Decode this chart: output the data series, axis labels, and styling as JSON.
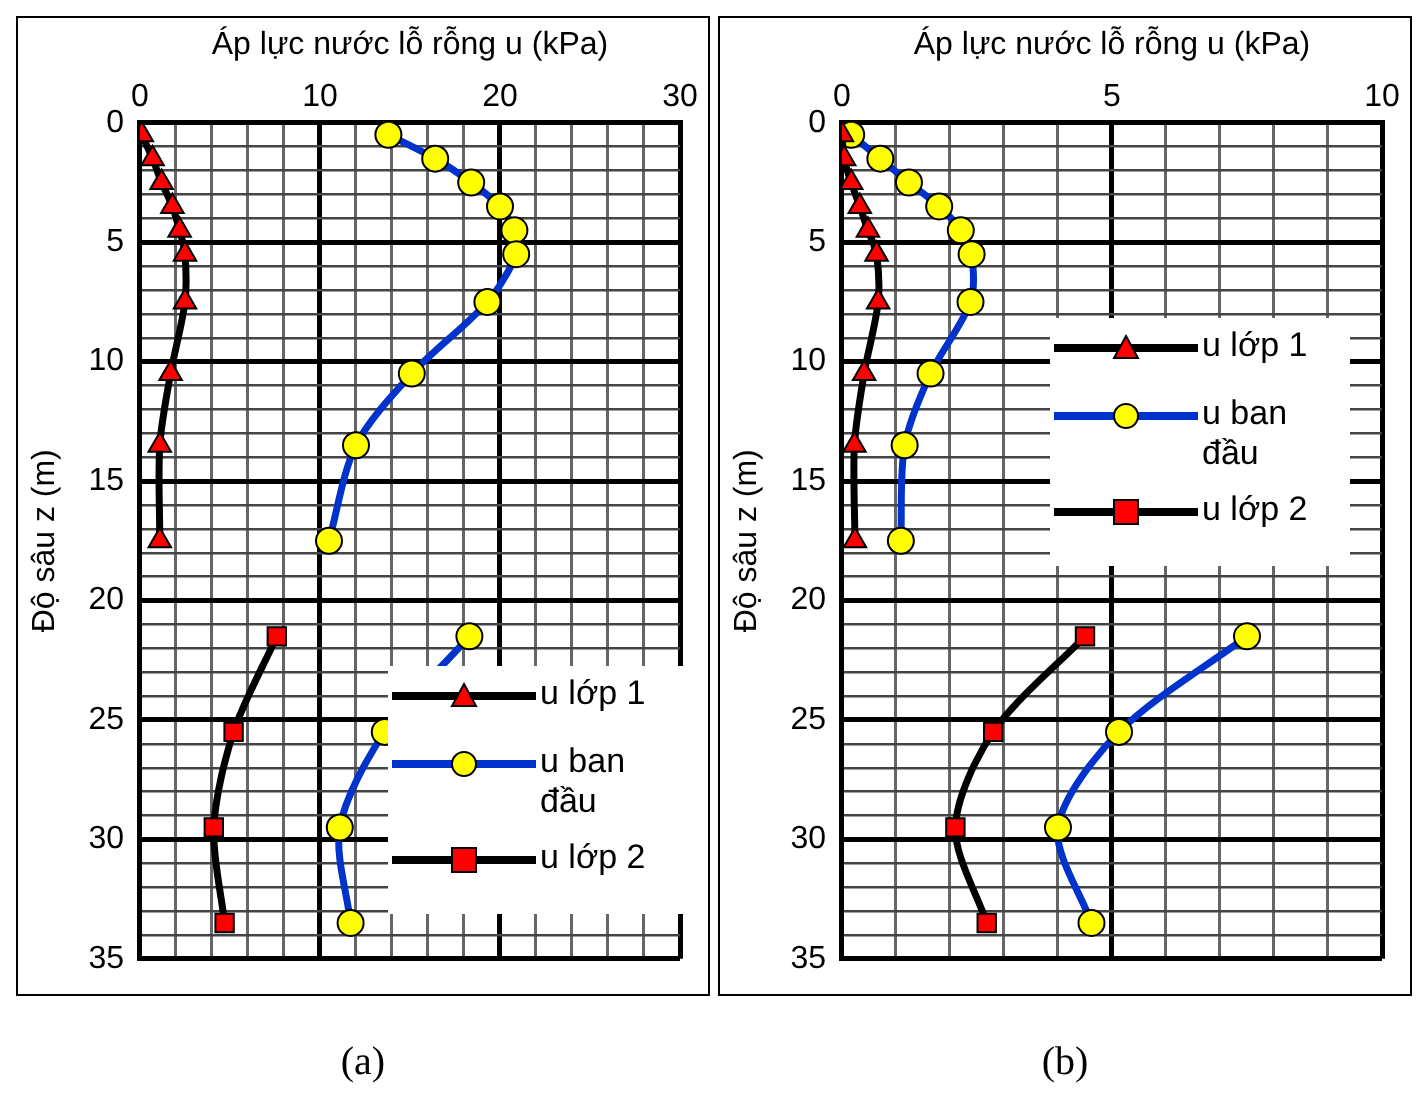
{
  "chart_data": [
    {
      "type": "line",
      "xlabel": "Áp lực nước lỗ rỗng u (kPa)",
      "ylabel": "Độ sâu z (m)",
      "annotations": [
        "(a)"
      ],
      "legend": "bottom right",
      "grid": true,
      "xlim": [
        0,
        30
      ],
      "xticks": [
        0,
        {
          "value": 2,
          "label": null
        },
        {
          "value": 4,
          "label": null
        },
        {
          "value": 6,
          "label": null
        },
        {
          "value": 8,
          "label": null
        },
        10,
        {
          "value": 12,
          "label": null
        },
        {
          "value": 14,
          "label": null
        },
        {
          "value": 16,
          "label": null
        },
        {
          "value": 18,
          "label": null
        },
        20,
        {
          "value": 22,
          "label": null
        },
        {
          "value": 24,
          "label": null
        },
        {
          "value": 26,
          "label": null
        },
        {
          "value": 28,
          "label": null
        },
        30
      ],
      "ylim": [
        35,
        0
      ],
      "yticks": [
        0,
        {
          "value": 1,
          "label": null
        },
        {
          "value": 2,
          "label": null
        },
        {
          "value": 3,
          "label": null
        },
        {
          "value": 4,
          "label": null
        },
        5,
        {
          "value": 6,
          "label": null
        },
        {
          "value": 7,
          "label": null
        },
        {
          "value": 8,
          "label": null
        },
        {
          "value": 9,
          "label": null
        },
        10,
        {
          "value": 11,
          "label": null
        },
        {
          "value": 12,
          "label": null
        },
        {
          "value": 13,
          "label": null
        },
        {
          "value": 14,
          "label": null
        },
        15,
        {
          "value": 16,
          "label": null
        },
        {
          "value": 17,
          "label": null
        },
        {
          "value": 18,
          "label": null
        },
        {
          "value": 19,
          "label": null
        },
        20,
        {
          "value": 21,
          "label": null
        },
        {
          "value": 22,
          "label": null
        },
        {
          "value": 23,
          "label": null
        },
        {
          "value": 24,
          "label": null
        },
        25,
        {
          "value": 26,
          "label": null
        },
        {
          "value": 27,
          "label": null
        },
        {
          "value": 28,
          "label": null
        },
        {
          "value": 29,
          "label": null
        },
        30,
        {
          "value": 31,
          "label": null
        },
        {
          "value": 32,
          "label": null
        },
        {
          "value": 33,
          "label": null
        },
        {
          "value": 34,
          "label": null
        },
        35
      ],
      "series": [
        {
          "name": "u lớp 1",
          "color": "#000000",
          "colors": [
            "#ff0000",
            "#ff0000",
            "#ff0000",
            "#ff0000",
            "#ff0000",
            "#ff0000",
            "#ff0000",
            "#ff0000",
            "#ff0000",
            "#ff0000"
          ],
          "marker": "triangle",
          "x": [
            0.1,
            0.7,
            1.2,
            1.8,
            2.2,
            2.5,
            2.5,
            1.7,
            1.1,
            1.1
          ],
          "values": [
            0.5,
            1.5,
            2.5,
            3.5,
            4.5,
            5.5,
            7.5,
            10.5,
            13.5,
            17.5
          ]
        },
        {
          "name": "u ban đầu",
          "color": "#0033cc",
          "colors": [
            "#ffff00",
            "#ffff00",
            "#ffff00",
            "#ffff00",
            "#ffff00",
            "#ffff00",
            "#ffff00",
            "#ffff00",
            "#ffff00",
            "#ffff00",
            null,
            "#ffff00",
            "#ffff00",
            "#ffff00",
            "#ffff00"
          ],
          "marker": "circle",
          "x": [
            13.8,
            16.4,
            18.4,
            20.0,
            20.8,
            20.9,
            19.3,
            15.1,
            12.0,
            10.5,
            null,
            18.3,
            13.6,
            11.1,
            11.7
          ],
          "values": [
            0.5,
            1.5,
            2.5,
            3.5,
            4.5,
            5.5,
            7.5,
            10.5,
            13.5,
            17.5,
            null,
            21.5,
            25.5,
            29.5,
            33.5
          ]
        },
        {
          "name": "u lớp 2",
          "color": "#000000",
          "colors": [
            "#ff0000",
            "#ff0000",
            "#ff0000",
            "#ff0000"
          ],
          "marker": "square",
          "x": [
            7.6,
            5.2,
            4.1,
            4.7
          ],
          "values": [
            21.5,
            25.5,
            29.5,
            33.5
          ]
        }
      ]
    },
    {
      "type": "line",
      "xlabel": "Áp lực nước lỗ rỗng u (kPa)",
      "ylabel": "Độ sâu z (m)",
      "annotations": [
        "(b)"
      ],
      "legend": "right",
      "grid": true,
      "xlim": [
        0,
        10
      ],
      "xticks": [
        0,
        {
          "value": 1,
          "label": null
        },
        {
          "value": 2,
          "label": null
        },
        {
          "value": 3,
          "label": null
        },
        {
          "value": 4,
          "label": null
        },
        5,
        {
          "value": 6,
          "label": null
        },
        {
          "value": 7,
          "label": null
        },
        {
          "value": 8,
          "label": null
        },
        {
          "value": 9,
          "label": null
        },
        10
      ],
      "ylim": [
        35,
        0
      ],
      "yticks": [
        0,
        {
          "value": 1,
          "label": null
        },
        {
          "value": 2,
          "label": null
        },
        {
          "value": 3,
          "label": null
        },
        {
          "value": 4,
          "label": null
        },
        5,
        {
          "value": 6,
          "label": null
        },
        {
          "value": 7,
          "label": null
        },
        {
          "value": 8,
          "label": null
        },
        {
          "value": 9,
          "label": null
        },
        10,
        {
          "value": 11,
          "label": null
        },
        {
          "value": 12,
          "label": null
        },
        {
          "value": 13,
          "label": null
        },
        {
          "value": 14,
          "label": null
        },
        15,
        {
          "value": 16,
          "label": null
        },
        {
          "value": 17,
          "label": null
        },
        {
          "value": 18,
          "label": null
        },
        {
          "value": 19,
          "label": null
        },
        20,
        {
          "value": 21,
          "label": null
        },
        {
          "value": 22,
          "label": null
        },
        {
          "value": 23,
          "label": null
        },
        {
          "value": 24,
          "label": null
        },
        25,
        {
          "value": 26,
          "label": null
        },
        {
          "value": 27,
          "label": null
        },
        {
          "value": 28,
          "label": null
        },
        {
          "value": 29,
          "label": null
        },
        30,
        {
          "value": 31,
          "label": null
        },
        {
          "value": 32,
          "label": null
        },
        {
          "value": 33,
          "label": null
        },
        {
          "value": 34,
          "label": null
        },
        35
      ],
      "series": [
        {
          "name": "u lớp 1",
          "color": "#000000",
          "colors": [
            "#ff0000",
            "#ff0000",
            "#ff0000",
            "#ff0000",
            "#ff0000",
            "#ff0000",
            "#ff0000",
            "#ff0000",
            "#ff0000",
            "#ff0000"
          ],
          "marker": "triangle",
          "x": [
            0,
            0.04,
            0.17,
            0.33,
            0.48,
            0.64,
            0.67,
            0.41,
            0.23,
            0.24
          ],
          "values": [
            0.5,
            1.5,
            2.5,
            3.5,
            4.5,
            5.5,
            7.5,
            10.5,
            13.5,
            17.5
          ]
        },
        {
          "name": "u ban đầu",
          "color": "#0033cc",
          "colors": [
            "#ffff00",
            "#ffff00",
            "#ffff00",
            "#ffff00",
            "#ffff00",
            "#ffff00",
            "#ffff00",
            "#ffff00",
            "#ffff00",
            "#ffff00",
            null,
            "#ffff00",
            "#ffff00",
            "#ffff00",
            "#ffff00"
          ],
          "marker": "circle",
          "x": [
            0.17,
            0.71,
            1.24,
            1.8,
            2.2,
            2.4,
            2.38,
            1.64,
            1.16,
            1.09,
            null,
            7.5,
            5.13,
            4.0,
            4.62
          ],
          "values": [
            0.5,
            1.5,
            2.5,
            3.5,
            4.5,
            5.5,
            7.5,
            10.5,
            13.5,
            17.5,
            null,
            21.5,
            25.5,
            29.5,
            33.5
          ]
        },
        {
          "name": "u lớp 2",
          "color": "#000000",
          "colors": [
            "#ff0000",
            "#ff0000",
            "#ff0000",
            "#ff0000"
          ],
          "marker": "square",
          "x": [
            4.5,
            2.8,
            2.1,
            2.68
          ],
          "values": [
            21.5,
            25.5,
            29.5,
            33.5
          ]
        }
      ]
    }
  ]
}
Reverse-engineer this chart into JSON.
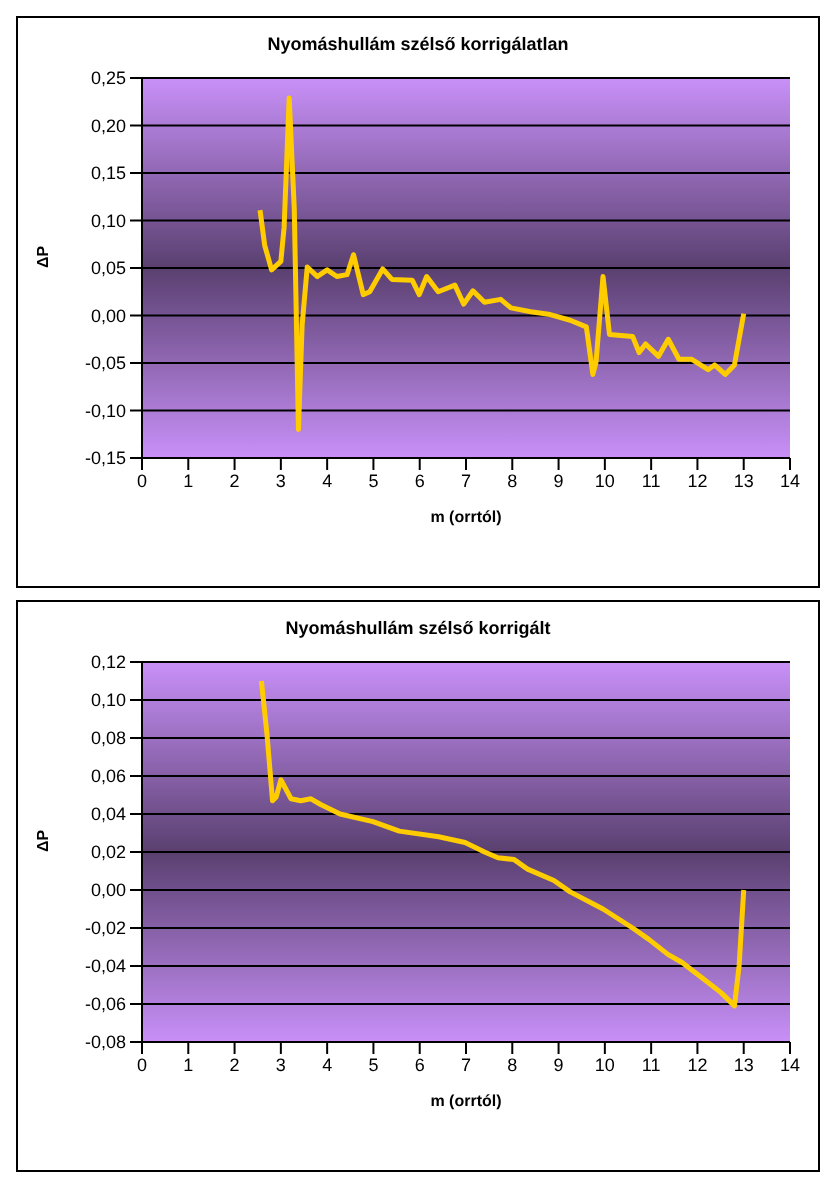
{
  "chart_data": [
    {
      "type": "line",
      "title": "Nyomáshullám szélső korrigálatlan",
      "xlabel": "m (orrtól)",
      "ylabel": "ΔP",
      "grid": "y",
      "legend": false,
      "marker": "none",
      "xlim": [
        0,
        14
      ],
      "xticks": [
        0,
        1,
        2,
        3,
        4,
        5,
        6,
        7,
        8,
        9,
        10,
        11,
        12,
        13,
        14
      ],
      "ylim": [
        -0.15,
        0.25
      ],
      "yticks": [
        {
          "value": -0.15,
          "label": "-0,15"
        },
        {
          "value": -0.1,
          "label": "-0,10"
        },
        {
          "value": -0.05,
          "label": "-0,05"
        },
        {
          "value": 0,
          "label": "0,00"
        },
        {
          "value": 0.05,
          "label": "0,05"
        },
        {
          "value": 0.1,
          "label": "0,10"
        },
        {
          "value": 0.15,
          "label": "0,15"
        },
        {
          "value": 0.2,
          "label": "0,20"
        },
        {
          "value": 0.25,
          "label": "0,25"
        }
      ],
      "series": [
        {
          "color": "#ffcc00",
          "x": [
            2.55,
            2.65,
            2.8,
            3.0,
            3.07,
            3.18,
            3.29,
            3.38,
            3.46,
            3.57,
            3.79,
            4.0,
            4.21,
            4.43,
            4.57,
            4.78,
            4.92,
            5.2,
            5.4,
            5.84,
            5.99,
            6.15,
            6.4,
            6.76,
            6.95,
            7.15,
            7.4,
            7.75,
            7.97,
            8.4,
            8.82,
            9.25,
            9.6,
            9.74,
            9.81,
            9.96,
            10.1,
            10.6,
            10.74,
            10.88,
            11.16,
            11.37,
            11.6,
            11.87,
            12.23,
            12.37,
            12.6,
            12.8,
            13.0
          ],
          "values": [
            0.111,
            0.074,
            0.048,
            0.057,
            0.093,
            0.229,
            0.112,
            -0.12,
            -0.01,
            0.051,
            0.041,
            0.048,
            0.041,
            0.043,
            0.064,
            0.022,
            0.025,
            0.049,
            0.038,
            0.037,
            0.022,
            0.041,
            0.025,
            0.032,
            0.012,
            0.026,
            0.014,
            0.017,
            0.008,
            0.004,
            0.001,
            -0.005,
            -0.012,
            -0.062,
            -0.049,
            0.041,
            -0.02,
            -0.022,
            -0.039,
            -0.03,
            -0.043,
            -0.025,
            -0.046,
            -0.046,
            -0.057,
            -0.052,
            -0.062,
            -0.052,
            0.002
          ]
        }
      ]
    },
    {
      "type": "line",
      "title": "Nyomáshullám szélső korrigált",
      "xlabel": "m (orrtól)",
      "ylabel": "ΔP",
      "grid": "y",
      "legend": false,
      "marker": "none",
      "xlim": [
        0,
        14
      ],
      "xticks": [
        0,
        1,
        2,
        3,
        4,
        5,
        6,
        7,
        8,
        9,
        10,
        11,
        12,
        13,
        14
      ],
      "ylim": [
        -0.08,
        0.12
      ],
      "yticks": [
        {
          "value": -0.08,
          "label": "-0,08"
        },
        {
          "value": -0.06,
          "label": "-0,06"
        },
        {
          "value": -0.04,
          "label": "-0,04"
        },
        {
          "value": -0.02,
          "label": "-0,02"
        },
        {
          "value": 0,
          "label": "0,00"
        },
        {
          "value": 0.02,
          "label": "0,02"
        },
        {
          "value": 0.04,
          "label": "0,04"
        },
        {
          "value": 0.06,
          "label": "0,06"
        },
        {
          "value": 0.08,
          "label": "0,08"
        },
        {
          "value": 0.1,
          "label": "0,10"
        },
        {
          "value": 0.12,
          "label": "0,12"
        }
      ],
      "series": [
        {
          "color": "#ffcc00",
          "x": [
            2.58,
            2.7,
            2.82,
            2.9,
            3.0,
            3.22,
            3.43,
            3.65,
            3.86,
            4.28,
            4.99,
            5.56,
            6.41,
            6.98,
            7.4,
            7.69,
            8.04,
            8.33,
            8.9,
            9.25,
            9.96,
            10.6,
            10.95,
            11.37,
            11.66,
            12.09,
            12.51,
            12.8,
            12.9,
            13.0
          ],
          "values": [
            0.11,
            0.082,
            0.047,
            0.049,
            0.058,
            0.048,
            0.047,
            0.048,
            0.045,
            0.04,
            0.036,
            0.031,
            0.028,
            0.025,
            0.02,
            0.017,
            0.016,
            0.011,
            0.005,
            -0.001,
            -0.01,
            -0.02,
            -0.026,
            -0.034,
            -0.038,
            -0.046,
            -0.054,
            -0.061,
            -0.04,
            0.0
          ]
        }
      ]
    }
  ]
}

Given task: Return, from the data, each line that has the word "legend" in it.

Task result:
      "legend": "bottom right",
      "legend": "right",
      "legend": false,
      "legend": false,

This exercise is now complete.